## START Supplied material

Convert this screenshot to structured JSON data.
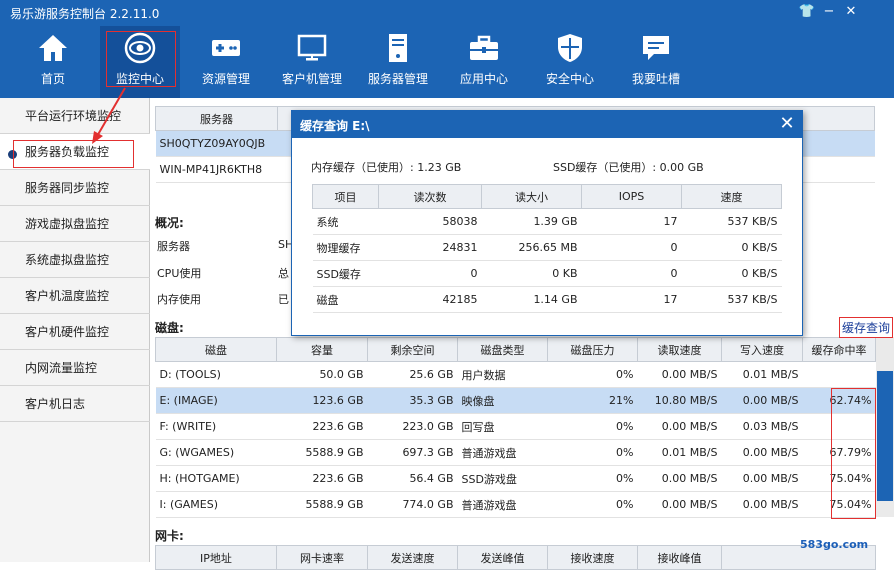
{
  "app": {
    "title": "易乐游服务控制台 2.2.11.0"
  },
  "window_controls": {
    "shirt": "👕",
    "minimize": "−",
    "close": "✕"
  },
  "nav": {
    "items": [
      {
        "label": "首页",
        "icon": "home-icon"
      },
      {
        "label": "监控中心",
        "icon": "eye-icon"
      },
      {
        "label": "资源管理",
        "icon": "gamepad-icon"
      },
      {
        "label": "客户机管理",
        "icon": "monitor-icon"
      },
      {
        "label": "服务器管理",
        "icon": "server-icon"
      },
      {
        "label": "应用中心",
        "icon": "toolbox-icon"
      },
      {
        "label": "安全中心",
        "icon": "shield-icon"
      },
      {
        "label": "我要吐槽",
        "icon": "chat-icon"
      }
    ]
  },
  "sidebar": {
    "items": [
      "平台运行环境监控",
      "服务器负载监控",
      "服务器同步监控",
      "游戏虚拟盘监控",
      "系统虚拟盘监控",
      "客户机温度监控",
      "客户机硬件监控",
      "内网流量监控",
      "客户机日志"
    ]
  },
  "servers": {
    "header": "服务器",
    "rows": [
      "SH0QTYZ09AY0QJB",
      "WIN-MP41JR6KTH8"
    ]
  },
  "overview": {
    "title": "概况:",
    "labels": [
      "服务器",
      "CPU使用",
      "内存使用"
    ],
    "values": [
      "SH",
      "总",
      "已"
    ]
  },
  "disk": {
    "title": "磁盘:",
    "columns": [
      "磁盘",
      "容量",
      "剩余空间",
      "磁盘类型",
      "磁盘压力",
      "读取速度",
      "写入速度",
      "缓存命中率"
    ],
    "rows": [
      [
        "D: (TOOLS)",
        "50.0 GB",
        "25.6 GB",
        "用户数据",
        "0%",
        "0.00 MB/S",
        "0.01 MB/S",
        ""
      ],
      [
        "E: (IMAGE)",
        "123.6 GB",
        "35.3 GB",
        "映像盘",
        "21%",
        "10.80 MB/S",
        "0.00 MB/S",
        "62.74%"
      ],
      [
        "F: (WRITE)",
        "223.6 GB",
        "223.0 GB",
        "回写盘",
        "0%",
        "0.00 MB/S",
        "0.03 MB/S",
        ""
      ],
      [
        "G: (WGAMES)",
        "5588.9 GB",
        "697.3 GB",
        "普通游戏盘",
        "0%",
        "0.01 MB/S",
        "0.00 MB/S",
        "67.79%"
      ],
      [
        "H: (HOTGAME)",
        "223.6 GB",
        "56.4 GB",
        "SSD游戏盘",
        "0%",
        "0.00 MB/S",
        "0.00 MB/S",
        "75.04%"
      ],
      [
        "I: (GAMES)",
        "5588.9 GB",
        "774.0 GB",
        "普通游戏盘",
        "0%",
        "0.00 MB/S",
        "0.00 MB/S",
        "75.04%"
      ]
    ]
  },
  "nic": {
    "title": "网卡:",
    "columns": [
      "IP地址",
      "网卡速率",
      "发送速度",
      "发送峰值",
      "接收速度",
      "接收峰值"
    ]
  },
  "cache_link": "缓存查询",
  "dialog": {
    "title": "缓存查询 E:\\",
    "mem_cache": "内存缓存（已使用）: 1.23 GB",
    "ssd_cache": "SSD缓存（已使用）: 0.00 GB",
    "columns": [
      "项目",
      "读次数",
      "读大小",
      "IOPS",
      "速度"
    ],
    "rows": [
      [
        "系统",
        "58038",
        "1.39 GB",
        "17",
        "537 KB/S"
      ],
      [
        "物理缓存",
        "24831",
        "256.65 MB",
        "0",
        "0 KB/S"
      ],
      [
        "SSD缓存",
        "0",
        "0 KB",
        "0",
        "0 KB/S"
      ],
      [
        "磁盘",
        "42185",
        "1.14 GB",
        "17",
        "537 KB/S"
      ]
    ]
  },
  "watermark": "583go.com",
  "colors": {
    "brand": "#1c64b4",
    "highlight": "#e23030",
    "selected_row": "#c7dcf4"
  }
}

## END Supplied material

Using the listing above, list every line in which the string "icon" occurs.

        "icon": "home-icon"
        "icon": "eye-icon"
        "icon": "gamepad-icon"
        "icon": "monitor-icon"
        "icon": "server-icon"
        "icon": "toolbox-icon"
        "icon": "shield-icon"
        "icon": "chat-icon"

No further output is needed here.